*Exercise details:* Without including any pictures, write out the listing below exactly.

[Dataset items]
+ + + + + + +

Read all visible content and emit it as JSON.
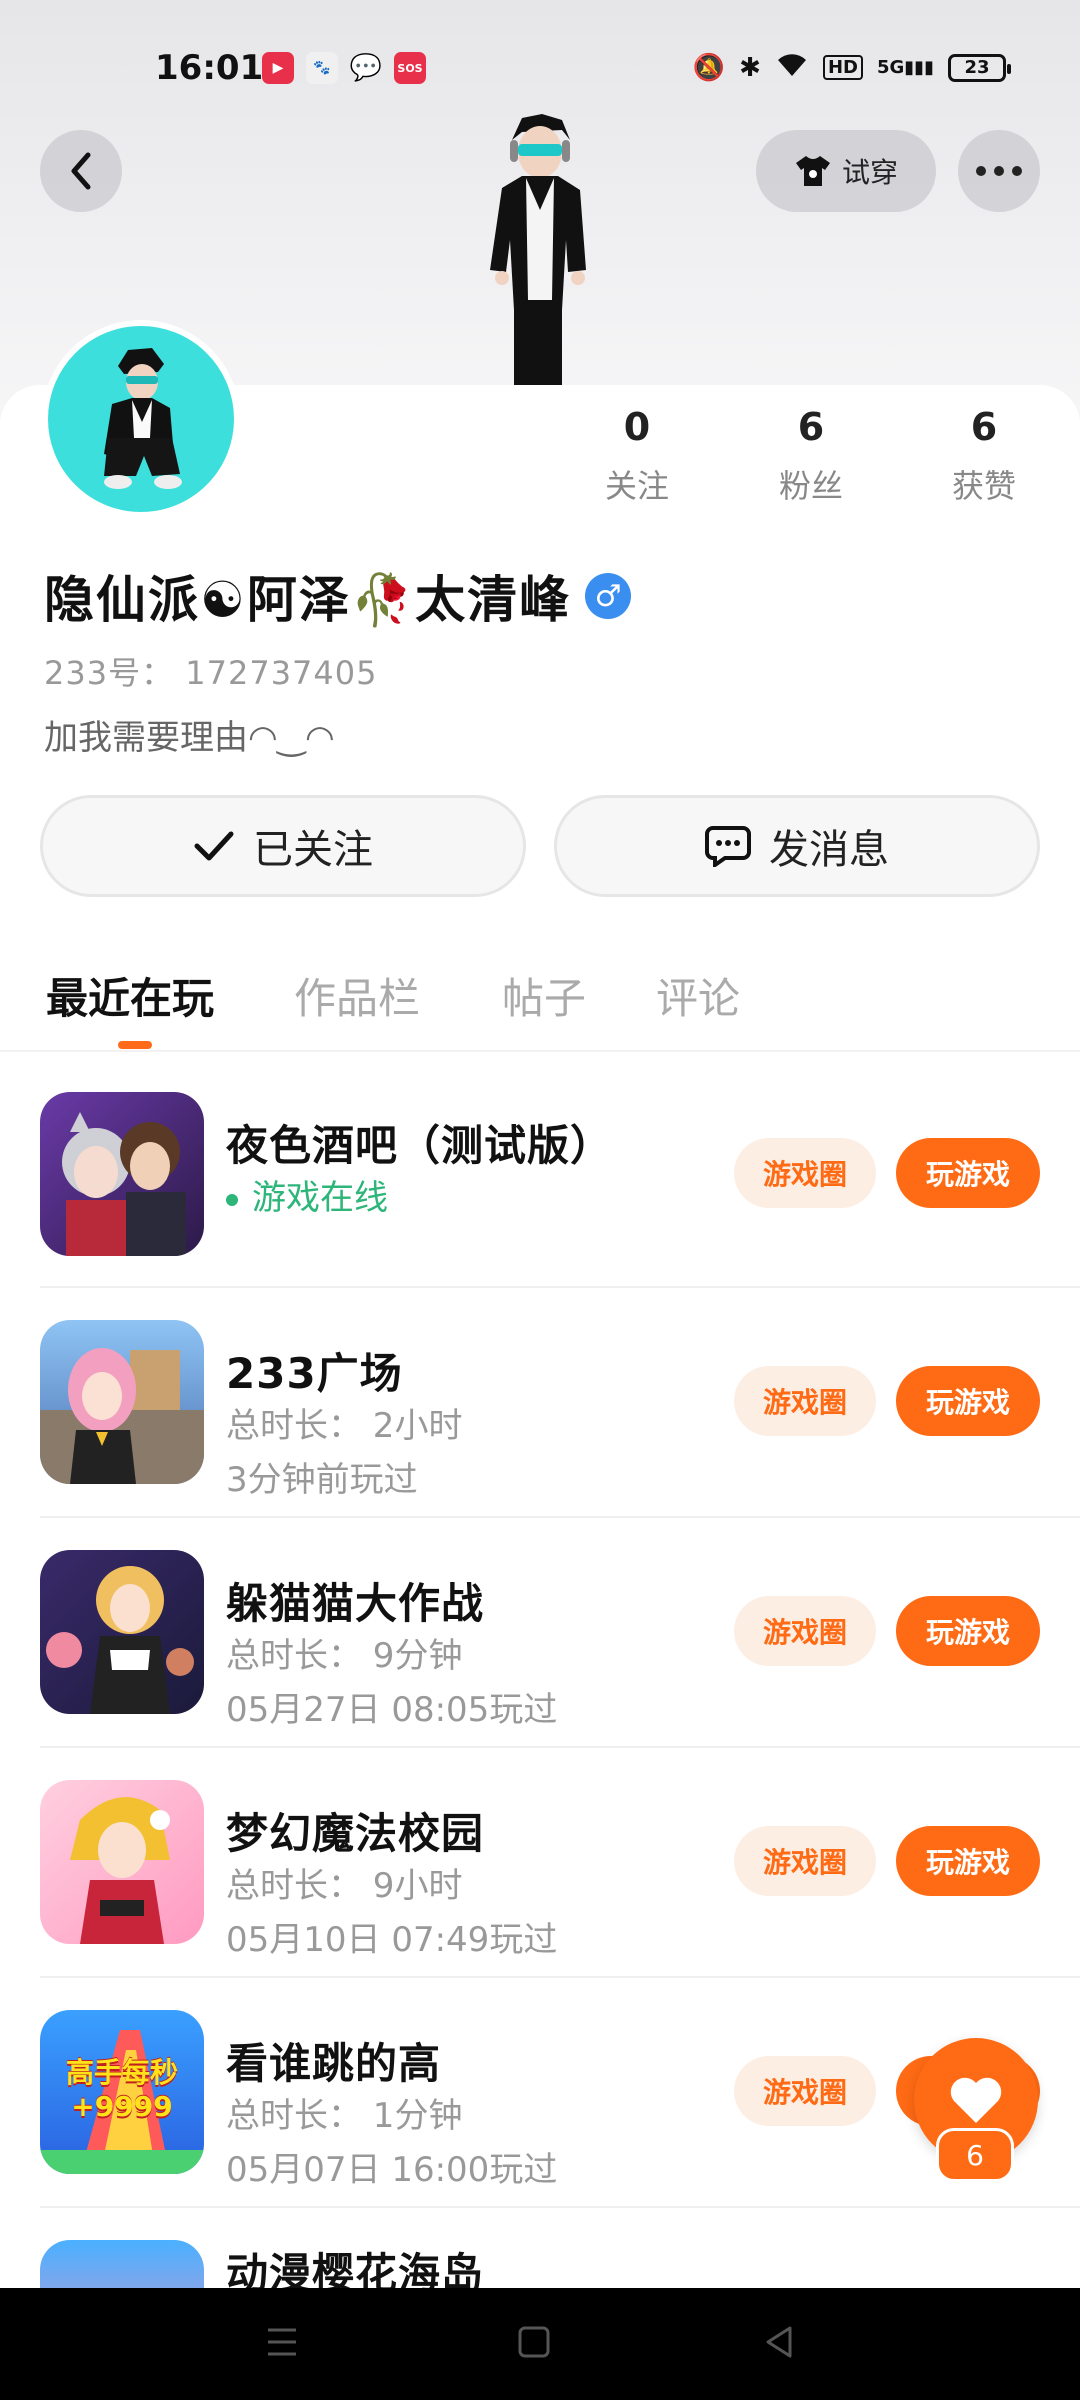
{
  "status_bar": {
    "time": "16:01",
    "battery": "23",
    "network": "5G"
  },
  "header": {
    "tryon_label": "试穿"
  },
  "profile": {
    "name": "隐仙派☯阿泽🥀太清峰",
    "gender_symbol": "♂",
    "uid": "233号： 172737405",
    "bio": "加我需要理由◠‿◠",
    "stats": [
      {
        "num": "0",
        "label": "关注"
      },
      {
        "num": "6",
        "label": "粉丝"
      },
      {
        "num": "6",
        "label": "获赞"
      }
    ],
    "follow_label": "已关注",
    "message_label": "发消息"
  },
  "tabs": [
    {
      "label": "最近在玩"
    },
    {
      "label": "作品栏"
    },
    {
      "label": "帖子"
    },
    {
      "label": "评论"
    }
  ],
  "games": [
    {
      "title": "夜色酒吧（测试版）",
      "meta1": "游戏在线",
      "meta2": "",
      "circle": "游戏圈",
      "play": "玩游戏"
    },
    {
      "title": "233广场",
      "meta1": "总时长： 2小时",
      "meta2": "3分钟前玩过",
      "circle": "游戏圈",
      "play": "玩游戏"
    },
    {
      "title": "躲猫猫大作战",
      "meta1": "总时长： 9分钟",
      "meta2": "05月27日 08:05玩过",
      "circle": "游戏圈",
      "play": "玩游戏"
    },
    {
      "title": "梦幻魔法校园",
      "meta1": "总时长： 9小时",
      "meta2": "05月10日 07:49玩过",
      "circle": "游戏圈",
      "play": "玩游戏"
    },
    {
      "title": "看谁跳的高",
      "meta1": "总时长： 1分钟",
      "meta2": "05月07日 16:00玩过",
      "circle": "游戏圈",
      "play": "玩游戏",
      "icon_text": "高手每秒 +9999"
    },
    {
      "title": "动漫樱花海岛",
      "meta1": "",
      "meta2": "",
      "circle": "",
      "play": ""
    }
  ],
  "fab": {
    "count": "6"
  },
  "colors": {
    "accent": "#ff6a14",
    "online": "#2db57a",
    "gender": "#3a8ef0"
  }
}
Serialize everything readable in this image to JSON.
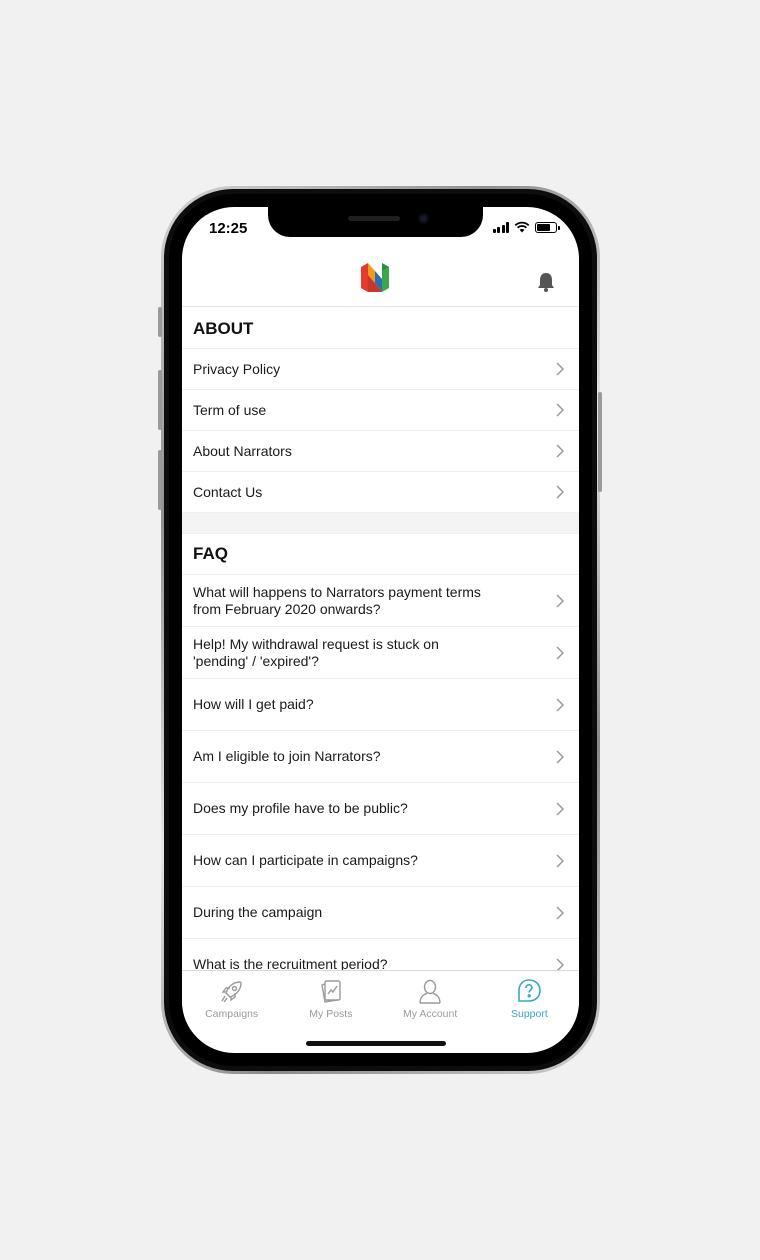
{
  "status": {
    "time": "12:25"
  },
  "header": {
    "logo_icon": "narrators-logo",
    "notification_icon": "bell-icon"
  },
  "about": {
    "title": "ABOUT",
    "items": [
      {
        "label": "Privacy Policy"
      },
      {
        "label": "Term of use"
      },
      {
        "label": "About Narrators"
      },
      {
        "label": "Contact Us"
      }
    ]
  },
  "faq": {
    "title": "FAQ",
    "items": [
      {
        "line1": "What will happens to Narrators payment terms",
        "line2": "from February 2020 onwards?"
      },
      {
        "line1": "Help! My withdrawal request is stuck on",
        "line2": "'pending' / 'expired'?"
      },
      {
        "line1": "How will I get paid?",
        "line2": ""
      },
      {
        "line1": "Am I eligible to join Narrators?",
        "line2": ""
      },
      {
        "line1": "Does my profile have to be public?",
        "line2": ""
      },
      {
        "line1": "How can I participate in campaigns?",
        "line2": ""
      },
      {
        "line1": "During the campaign",
        "line2": ""
      },
      {
        "line1": "What is the recruitment period?",
        "line2": ""
      }
    ]
  },
  "tabs": [
    {
      "label": "Campaigns",
      "icon": "rocket-icon"
    },
    {
      "label": "My Posts",
      "icon": "posts-icon"
    },
    {
      "label": "My Account",
      "icon": "user-icon"
    },
    {
      "label": "Support",
      "icon": "support-icon",
      "active": true
    }
  ],
  "colors": {
    "accent": "#3aa3cf",
    "inactive": "#9a9a9a",
    "logo_red": "#e53a2f",
    "logo_orange": "#f29a1f",
    "logo_blue": "#2a6fb5",
    "logo_green": "#3ea64a"
  }
}
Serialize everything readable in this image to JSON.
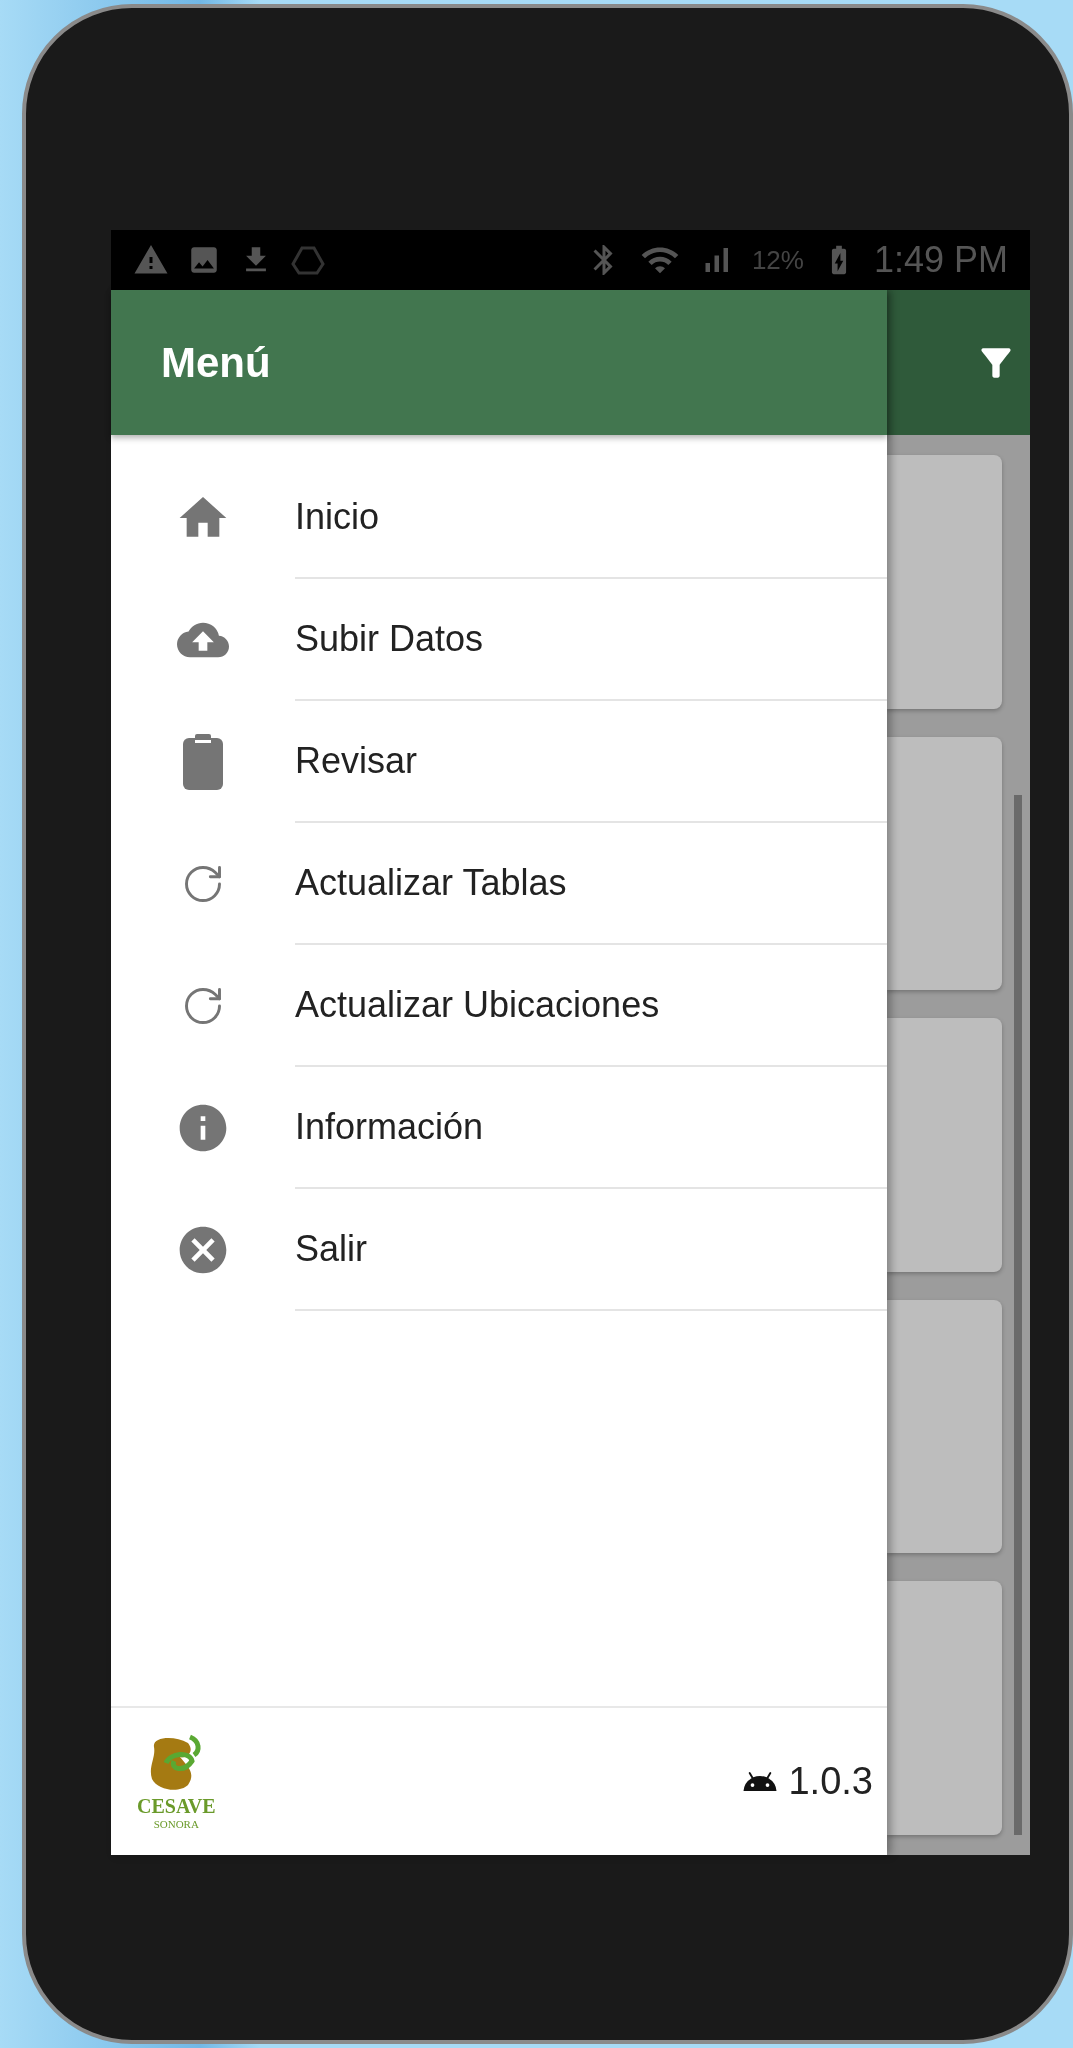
{
  "status_bar": {
    "battery": "12%",
    "time": "1:49 PM"
  },
  "app_bar": {
    "title": "Menú"
  },
  "menu": {
    "items": [
      {
        "kind": "home",
        "label": "Inicio"
      },
      {
        "kind": "upload",
        "label": "Subir Datos"
      },
      {
        "kind": "clipboard",
        "label": "Revisar"
      },
      {
        "kind": "refresh",
        "label": "Actualizar Tablas"
      },
      {
        "kind": "refresh",
        "label": "Actualizar Ubicaciones"
      },
      {
        "kind": "info",
        "label": "Información"
      },
      {
        "kind": "exit",
        "label": "Salir"
      }
    ]
  },
  "footer": {
    "logo_name": "CESAVE",
    "logo_region": "SONORA",
    "version": "1.0.3"
  }
}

+ + + + + + +

*Complete response:*
Read all visible content and emit it as JSON.
{
  "status_bar": {
    "time": "16:01",
    "battery": "23",
    "network": "5G"
  },
  "header": {
    "tryon_label": "试穿"
  },
  "profile": {
    "name": "隐仙派☯阿泽🥀太清峰",
    "gender_symbol": "♂",
    "uid": "233号： 172737405",
    "bio": "加我需要理由◠‿◠",
    "stats": [
      {
        "num": "0",
        "label": "关注"
      },
      {
        "num": "6",
        "label": "粉丝"
      },
      {
        "num": "6",
        "label": "获赞"
      }
    ],
    "follow_label": "已关注",
    "message_label": "发消息"
  },
  "tabs": [
    {
      "label": "最近在玩"
    },
    {
      "label": "作品栏"
    },
    {
      "label": "帖子"
    },
    {
      "label": "评论"
    }
  ],
  "games": [
    {
      "title": "夜色酒吧（测试版）",
      "meta1": "游戏在线",
      "meta2": "",
      "circle": "游戏圈",
      "play": "玩游戏"
    },
    {
      "title": "233广场",
      "meta1": "总时长： 2小时",
      "meta2": "3分钟前玩过",
      "circle": "游戏圈",
      "play": "玩游戏"
    },
    {
      "title": "躲猫猫大作战",
      "meta1": "总时长： 9分钟",
      "meta2": "05月27日 08:05玩过",
      "circle": "游戏圈",
      "play": "玩游戏"
    },
    {
      "title": "梦幻魔法校园",
      "meta1": "总时长： 9小时",
      "meta2": "05月10日 07:49玩过",
      "circle": "游戏圈",
      "play": "玩游戏"
    },
    {
      "title": "看谁跳的高",
      "meta1": "总时长： 1分钟",
      "meta2": "05月07日 16:00玩过",
      "circle": "游戏圈",
      "play": "玩游戏",
      "icon_text": "高手每秒 +9999"
    },
    {
      "title": "动漫樱花海岛",
      "meta1": "",
      "meta2": "",
      "circle": "",
      "play": ""
    }
  ],
  "fab": {
    "count": "6"
  },
  "colors": {
    "accent": "#ff6a14",
    "online": "#2db57a",
    "gender": "#3a8ef0"
  }
}
Serialize everything readable in this image to JSON.
{
  "status": {
    "time": "12:25"
  },
  "header": {
    "logo_icon": "narrators-logo",
    "notification_icon": "bell-icon"
  },
  "about": {
    "title": "ABOUT",
    "items": [
      {
        "label": "Privacy Policy"
      },
      {
        "label": "Term of use"
      },
      {
        "label": "About Narrators"
      },
      {
        "label": "Contact Us"
      }
    ]
  },
  "faq": {
    "title": "FAQ",
    "items": [
      {
        "line1": "What will happens to Narrators payment terms",
        "line2": "from February 2020 onwards?"
      },
      {
        "line1": "Help! My withdrawal request is stuck on",
        "line2": "'pending' / 'expired'?"
      },
      {
        "line1": "How will I get paid?",
        "line2": ""
      },
      {
        "line1": "Am I eligible to join Narrators?",
        "line2": ""
      },
      {
        "line1": "Does my profile have to be public?",
        "line2": ""
      },
      {
        "line1": "How can I participate in campaigns?",
        "line2": ""
      },
      {
        "line1": "During the campaign",
        "line2": ""
      },
      {
        "line1": "What is the recruitment period?",
        "line2": ""
      }
    ]
  },
  "tabs": [
    {
      "label": "Campaigns",
      "icon": "rocket-icon"
    },
    {
      "label": "My Posts",
      "icon": "posts-icon"
    },
    {
      "label": "My Account",
      "icon": "user-icon"
    },
    {
      "label": "Support",
      "icon": "support-icon",
      "active": true
    }
  ],
  "colors": {
    "accent": "#3aa3cf",
    "inactive": "#9a9a9a",
    "logo_red": "#e53a2f",
    "logo_orange": "#f29a1f",
    "logo_blue": "#2a6fb5",
    "logo_green": "#3ea64a"
  }
}
Serialize everything readable in this image to JSON.
{
  "status_bar": {
    "battery": "12%",
    "time": "1:49 PM"
  },
  "app_bar": {
    "title": "Menú"
  },
  "menu": {
    "items": [
      {
        "kind": "home",
        "label": "Inicio"
      },
      {
        "kind": "upload",
        "label": "Subir Datos"
      },
      {
        "kind": "clipboard",
        "label": "Revisar"
      },
      {
        "kind": "refresh",
        "label": "Actualizar Tablas"
      },
      {
        "kind": "refresh",
        "label": "Actualizar Ubicaciones"
      },
      {
        "kind": "info",
        "label": "Información"
      },
      {
        "kind": "exit",
        "label": "Salir"
      }
    ]
  },
  "footer": {
    "logo_name": "CESAVE",
    "logo_region": "SONORA",
    "version": "1.0.3"
  }
}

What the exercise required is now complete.